INSTRUCTION: Show all lines of the listing that hold the word "пунктом".

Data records
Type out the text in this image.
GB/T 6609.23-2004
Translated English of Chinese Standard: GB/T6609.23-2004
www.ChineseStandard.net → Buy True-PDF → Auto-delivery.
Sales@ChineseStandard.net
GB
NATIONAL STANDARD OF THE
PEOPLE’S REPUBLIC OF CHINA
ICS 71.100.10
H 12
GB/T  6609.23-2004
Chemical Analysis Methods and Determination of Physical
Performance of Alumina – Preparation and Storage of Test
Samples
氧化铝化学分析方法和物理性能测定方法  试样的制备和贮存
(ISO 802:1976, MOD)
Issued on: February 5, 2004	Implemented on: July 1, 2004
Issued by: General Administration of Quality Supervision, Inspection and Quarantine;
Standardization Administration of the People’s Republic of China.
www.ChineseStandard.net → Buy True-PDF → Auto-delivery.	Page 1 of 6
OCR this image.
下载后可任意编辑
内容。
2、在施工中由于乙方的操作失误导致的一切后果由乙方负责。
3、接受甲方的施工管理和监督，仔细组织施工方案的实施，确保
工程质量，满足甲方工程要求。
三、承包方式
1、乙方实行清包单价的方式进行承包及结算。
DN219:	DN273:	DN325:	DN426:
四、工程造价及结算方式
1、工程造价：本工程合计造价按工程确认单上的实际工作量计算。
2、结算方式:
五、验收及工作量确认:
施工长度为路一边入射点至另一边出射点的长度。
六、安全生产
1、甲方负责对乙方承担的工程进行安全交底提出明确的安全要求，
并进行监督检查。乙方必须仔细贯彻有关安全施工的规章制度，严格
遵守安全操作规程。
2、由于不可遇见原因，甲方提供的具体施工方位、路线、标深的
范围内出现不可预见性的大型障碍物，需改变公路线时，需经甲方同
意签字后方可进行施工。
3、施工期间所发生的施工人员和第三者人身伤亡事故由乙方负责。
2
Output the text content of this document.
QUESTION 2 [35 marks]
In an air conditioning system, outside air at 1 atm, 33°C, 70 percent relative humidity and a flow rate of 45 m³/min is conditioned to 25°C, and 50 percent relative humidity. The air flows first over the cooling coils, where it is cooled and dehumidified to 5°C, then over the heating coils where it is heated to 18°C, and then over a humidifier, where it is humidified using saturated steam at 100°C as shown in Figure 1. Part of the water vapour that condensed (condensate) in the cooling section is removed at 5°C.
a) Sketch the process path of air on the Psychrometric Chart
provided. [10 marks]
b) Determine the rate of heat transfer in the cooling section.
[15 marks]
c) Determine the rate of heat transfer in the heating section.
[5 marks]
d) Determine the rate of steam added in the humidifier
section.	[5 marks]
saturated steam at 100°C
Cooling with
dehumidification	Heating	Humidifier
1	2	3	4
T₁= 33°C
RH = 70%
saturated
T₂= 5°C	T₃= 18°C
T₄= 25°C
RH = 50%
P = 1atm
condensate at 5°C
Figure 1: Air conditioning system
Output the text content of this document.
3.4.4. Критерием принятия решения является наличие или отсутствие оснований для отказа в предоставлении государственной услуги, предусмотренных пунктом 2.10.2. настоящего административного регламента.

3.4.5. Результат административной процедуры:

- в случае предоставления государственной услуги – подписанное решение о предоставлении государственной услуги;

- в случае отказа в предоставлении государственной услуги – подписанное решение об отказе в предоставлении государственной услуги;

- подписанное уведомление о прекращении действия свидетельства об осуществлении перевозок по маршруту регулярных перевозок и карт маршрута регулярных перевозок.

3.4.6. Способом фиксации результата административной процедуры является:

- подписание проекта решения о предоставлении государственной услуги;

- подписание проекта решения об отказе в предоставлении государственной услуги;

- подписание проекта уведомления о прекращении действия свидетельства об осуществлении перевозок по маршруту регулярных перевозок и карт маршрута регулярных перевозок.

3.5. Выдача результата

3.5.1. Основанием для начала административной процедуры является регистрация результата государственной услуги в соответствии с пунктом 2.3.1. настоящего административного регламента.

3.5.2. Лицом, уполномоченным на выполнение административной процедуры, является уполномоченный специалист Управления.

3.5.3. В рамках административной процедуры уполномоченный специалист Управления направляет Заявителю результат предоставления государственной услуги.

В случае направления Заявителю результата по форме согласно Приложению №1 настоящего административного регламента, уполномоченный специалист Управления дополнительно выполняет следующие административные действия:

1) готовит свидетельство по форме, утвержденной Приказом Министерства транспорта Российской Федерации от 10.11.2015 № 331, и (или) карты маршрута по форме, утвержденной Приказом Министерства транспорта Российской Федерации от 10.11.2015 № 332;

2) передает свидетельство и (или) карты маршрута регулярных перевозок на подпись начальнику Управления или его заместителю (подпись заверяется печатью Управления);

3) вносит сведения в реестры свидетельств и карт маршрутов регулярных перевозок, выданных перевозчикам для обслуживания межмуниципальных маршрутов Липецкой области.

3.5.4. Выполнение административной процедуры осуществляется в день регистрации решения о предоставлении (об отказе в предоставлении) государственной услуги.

WRITTEN SOLUTION:
3.4.4. Критерием принятия решения является наличие или отсутствие оснований для отказа в предоставлении государственной услуги, предусмотренных пунктом 2.10.2. настоящего административного регламента.
3.5.1. Основанием для начала административной процедуры является регистрация результата государственной услуги в соответствии с пунктом 2.3.1. настоящего административного регламента.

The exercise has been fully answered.